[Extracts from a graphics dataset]
** start **
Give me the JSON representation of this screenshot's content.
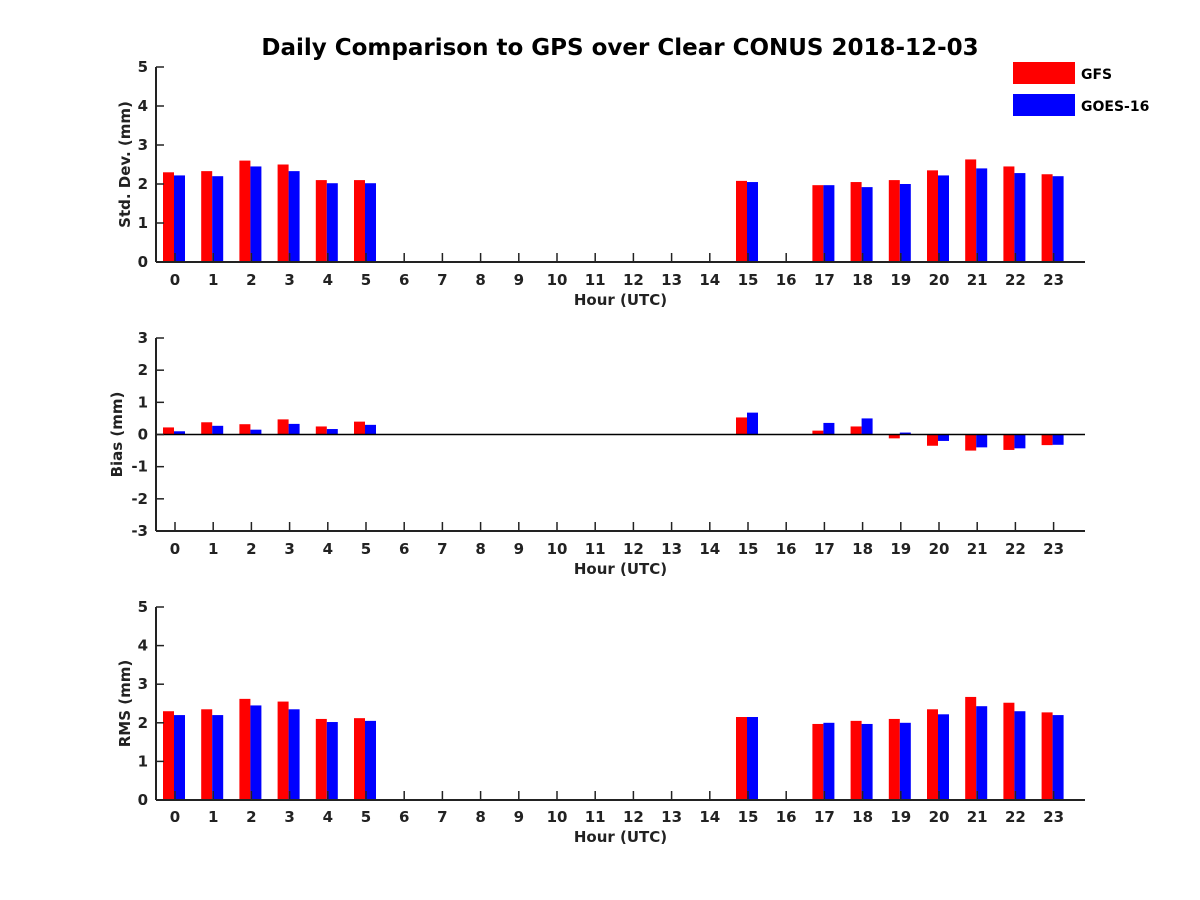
{
  "chart_data": {
    "type": "bar",
    "title": "Daily Comparison to GPS over Clear CONUS 2018-12-03",
    "legend": {
      "placement": "top-right",
      "entries": [
        {
          "name": "GFS",
          "color": "#ff0000"
        },
        {
          "name": "GOES-16",
          "color": "#0000ff"
        }
      ]
    },
    "categories": [
      "0",
      "1",
      "2",
      "3",
      "4",
      "5",
      "6",
      "7",
      "8",
      "9",
      "10",
      "11",
      "12",
      "13",
      "14",
      "15",
      "16",
      "17",
      "18",
      "19",
      "20",
      "21",
      "22",
      "23"
    ],
    "panels": [
      {
        "id": "stddev",
        "ylabel": "Std. Dev. (mm)",
        "xlabel": "Hour (UTC)",
        "ylim": [
          0,
          5
        ],
        "yticks": [
          "0",
          "1",
          "2",
          "3",
          "4",
          "5"
        ],
        "series": [
          {
            "name": "GFS",
            "values": [
              2.3,
              2.33,
              2.6,
              2.5,
              2.1,
              2.1,
              null,
              null,
              null,
              null,
              null,
              null,
              null,
              null,
              null,
              2.08,
              null,
              1.97,
              2.05,
              2.1,
              2.35,
              2.63,
              2.45,
              2.25
            ]
          },
          {
            "name": "GOES-16",
            "values": [
              2.22,
              2.2,
              2.45,
              2.33,
              2.02,
              2.02,
              null,
              null,
              null,
              null,
              null,
              null,
              null,
              null,
              null,
              2.05,
              null,
              1.97,
              1.92,
              2.0,
              2.22,
              2.4,
              2.28,
              2.2
            ]
          }
        ]
      },
      {
        "id": "bias",
        "ylabel": "Bias (mm)",
        "xlabel": "Hour (UTC)",
        "ylim": [
          -3,
          3
        ],
        "yticks": [
          "-3",
          "-2",
          "-1",
          "0",
          "1",
          "2",
          "3"
        ],
        "zero_line": true,
        "series": [
          {
            "name": "GFS",
            "values": [
              0.22,
              0.38,
              0.32,
              0.47,
              0.25,
              0.4,
              null,
              null,
              null,
              null,
              null,
              null,
              null,
              null,
              null,
              0.53,
              null,
              0.12,
              0.25,
              -0.12,
              -0.35,
              -0.5,
              -0.48,
              -0.33
            ]
          },
          {
            "name": "GOES-16",
            "values": [
              0.1,
              0.27,
              0.15,
              0.33,
              0.17,
              0.3,
              null,
              null,
              null,
              null,
              null,
              null,
              null,
              null,
              null,
              0.68,
              null,
              0.36,
              0.5,
              0.06,
              -0.2,
              -0.4,
              -0.43,
              -0.32
            ]
          }
        ]
      },
      {
        "id": "rms",
        "ylabel": "RMS (mm)",
        "xlabel": "Hour (UTC)",
        "ylim": [
          0,
          5
        ],
        "yticks": [
          "0",
          "1",
          "2",
          "3",
          "4",
          "5"
        ],
        "series": [
          {
            "name": "GFS",
            "values": [
              2.3,
              2.35,
              2.62,
              2.55,
              2.1,
              2.12,
              null,
              null,
              null,
              null,
              null,
              null,
              null,
              null,
              null,
              2.15,
              null,
              1.97,
              2.05,
              2.1,
              2.35,
              2.67,
              2.52,
              2.27
            ]
          },
          {
            "name": "GOES-16",
            "values": [
              2.2,
              2.2,
              2.45,
              2.35,
              2.02,
              2.05,
              null,
              null,
              null,
              null,
              null,
              null,
              null,
              null,
              null,
              2.15,
              null,
              2.0,
              1.97,
              2.0,
              2.22,
              2.43,
              2.3,
              2.2
            ]
          }
        ]
      }
    ]
  }
}
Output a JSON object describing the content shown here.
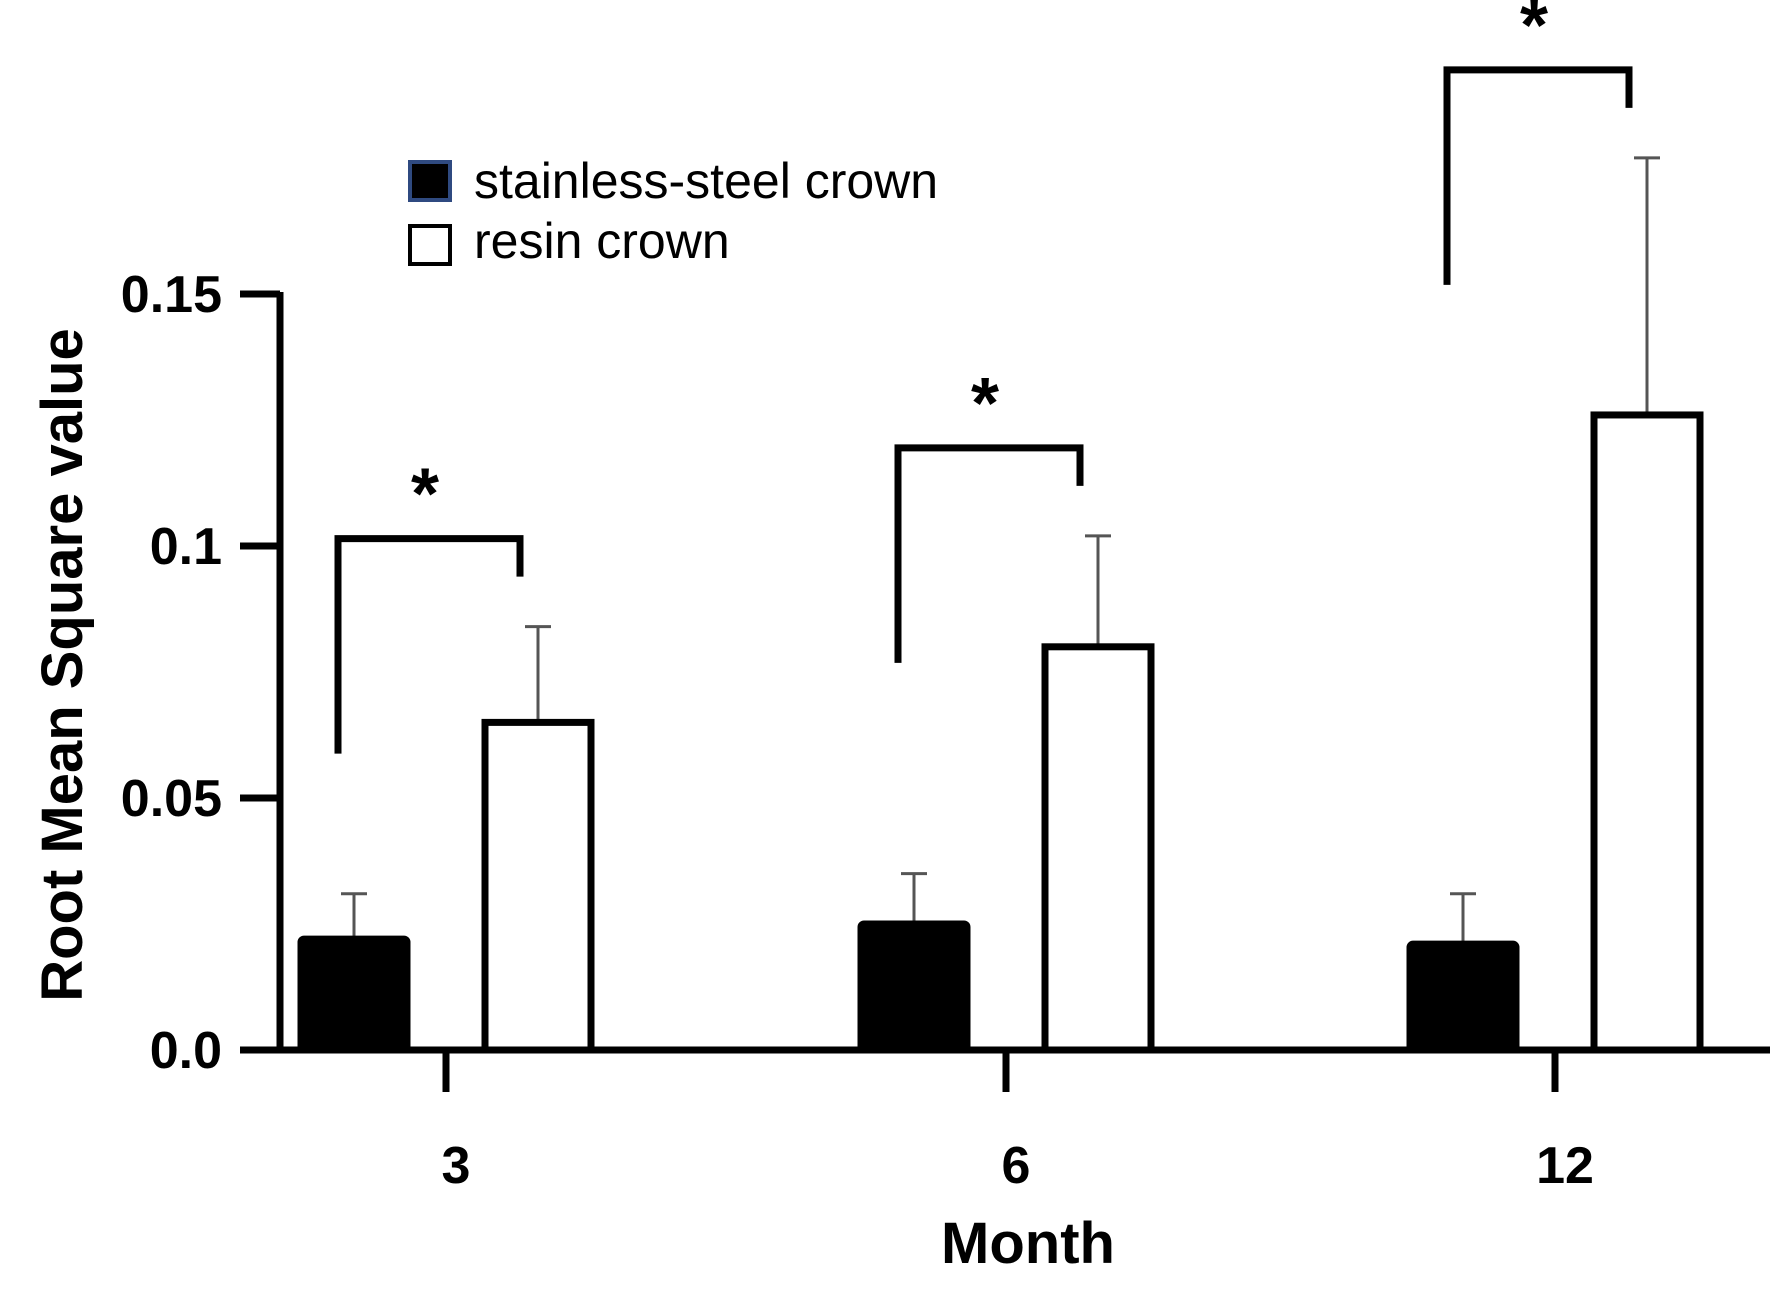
{
  "chart_data": {
    "type": "bar",
    "categories": [
      "3",
      "6",
      "12"
    ],
    "series": [
      {
        "name": "stainless-steel crown",
        "values": [
          0.022,
          0.025,
          0.021
        ],
        "errors": [
          0.009,
          0.01,
          0.01
        ],
        "fill": "#000000",
        "legend_border": "#2f4a80"
      },
      {
        "name": "resin crown",
        "values": [
          0.065,
          0.08,
          0.126
        ],
        "errors": [
          0.019,
          0.022,
          0.051
        ],
        "fill": "#ffffff",
        "legend_border": "#000000"
      }
    ],
    "significance": [
      "*",
      "*",
      "*"
    ],
    "xlabel": "Month",
    "ylabel": "Root Mean Square value",
    "yticks": [
      "0.0",
      "0.05",
      "0.1",
      "0.15"
    ],
    "ytick_values": [
      0,
      0.05,
      0.1,
      0.15
    ],
    "ylim": [
      0,
      0.15
    ],
    "grid": false,
    "legend_position": "top-left"
  }
}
** end **
Exercise objective: An exact transcription of all the entries is required, without the pictures.

Exercise response:
Give me the JSON representation of this screenshot's content.
{
  "chart_data": {
    "type": "bar",
    "title": "Daily Comparison to GPS over Clear CONUS 2018-12-03",
    "legend": {
      "placement": "top-right",
      "entries": [
        {
          "name": "GFS",
          "color": "#ff0000"
        },
        {
          "name": "GOES-16",
          "color": "#0000ff"
        }
      ]
    },
    "categories": [
      "0",
      "1",
      "2",
      "3",
      "4",
      "5",
      "6",
      "7",
      "8",
      "9",
      "10",
      "11",
      "12",
      "13",
      "14",
      "15",
      "16",
      "17",
      "18",
      "19",
      "20",
      "21",
      "22",
      "23"
    ],
    "panels": [
      {
        "id": "stddev",
        "ylabel": "Std. Dev. (mm)",
        "xlabel": "Hour (UTC)",
        "ylim": [
          0,
          5
        ],
        "yticks": [
          "0",
          "1",
          "2",
          "3",
          "4",
          "5"
        ],
        "series": [
          {
            "name": "GFS",
            "values": [
              2.3,
              2.33,
              2.6,
              2.5,
              2.1,
              2.1,
              null,
              null,
              null,
              null,
              null,
              null,
              null,
              null,
              null,
              2.08,
              null,
              1.97,
              2.05,
              2.1,
              2.35,
              2.63,
              2.45,
              2.25
            ]
          },
          {
            "name": "GOES-16",
            "values": [
              2.22,
              2.2,
              2.45,
              2.33,
              2.02,
              2.02,
              null,
              null,
              null,
              null,
              null,
              null,
              null,
              null,
              null,
              2.05,
              null,
              1.97,
              1.92,
              2.0,
              2.22,
              2.4,
              2.28,
              2.2
            ]
          }
        ]
      },
      {
        "id": "bias",
        "ylabel": "Bias (mm)",
        "xlabel": "Hour (UTC)",
        "ylim": [
          -3,
          3
        ],
        "yticks": [
          "-3",
          "-2",
          "-1",
          "0",
          "1",
          "2",
          "3"
        ],
        "zero_line": true,
        "series": [
          {
            "name": "GFS",
            "values": [
              0.22,
              0.38,
              0.32,
              0.47,
              0.25,
              0.4,
              null,
              null,
              null,
              null,
              null,
              null,
              null,
              null,
              null,
              0.53,
              null,
              0.12,
              0.25,
              -0.12,
              -0.35,
              -0.5,
              -0.48,
              -0.33
            ]
          },
          {
            "name": "GOES-16",
            "values": [
              0.1,
              0.27,
              0.15,
              0.33,
              0.17,
              0.3,
              null,
              null,
              null,
              null,
              null,
              null,
              null,
              null,
              null,
              0.68,
              null,
              0.36,
              0.5,
              0.06,
              -0.2,
              -0.4,
              -0.43,
              -0.32
            ]
          }
        ]
      },
      {
        "id": "rms",
        "ylabel": "RMS (mm)",
        "xlabel": "Hour (UTC)",
        "ylim": [
          0,
          5
        ],
        "yticks": [
          "0",
          "1",
          "2",
          "3",
          "4",
          "5"
        ],
        "series": [
          {
            "name": "GFS",
            "values": [
              2.3,
              2.35,
              2.62,
              2.55,
              2.1,
              2.12,
              null,
              null,
              null,
              null,
              null,
              null,
              null,
              null,
              null,
              2.15,
              null,
              1.97,
              2.05,
              2.1,
              2.35,
              2.67,
              2.52,
              2.27
            ]
          },
          {
            "name": "GOES-16",
            "values": [
              2.2,
              2.2,
              2.45,
              2.35,
              2.02,
              2.05,
              null,
              null,
              null,
              null,
              null,
              null,
              null,
              null,
              null,
              2.15,
              null,
              2.0,
              1.97,
              2.0,
              2.22,
              2.43,
              2.3,
              2.2
            ]
          }
        ]
      }
    ]
  }
}
Output a JSON object describing the content shown here.
{
  "chart_data": {
    "type": "bar",
    "categories": [
      "3",
      "6",
      "12"
    ],
    "series": [
      {
        "name": "stainless-steel crown",
        "values": [
          0.022,
          0.025,
          0.021
        ],
        "errors": [
          0.009,
          0.01,
          0.01
        ],
        "fill": "#000000",
        "legend_border": "#2f4a80"
      },
      {
        "name": "resin crown",
        "values": [
          0.065,
          0.08,
          0.126
        ],
        "errors": [
          0.019,
          0.022,
          0.051
        ],
        "fill": "#ffffff",
        "legend_border": "#000000"
      }
    ],
    "significance": [
      "*",
      "*",
      "*"
    ],
    "xlabel": "Month",
    "ylabel": "Root Mean Square value",
    "yticks": [
      "0.0",
      "0.05",
      "0.1",
      "0.15"
    ],
    "ytick_values": [
      0,
      0.05,
      0.1,
      0.15
    ],
    "ylim": [
      0,
      0.15
    ],
    "grid": false,
    "legend_position": "top-left"
  }
}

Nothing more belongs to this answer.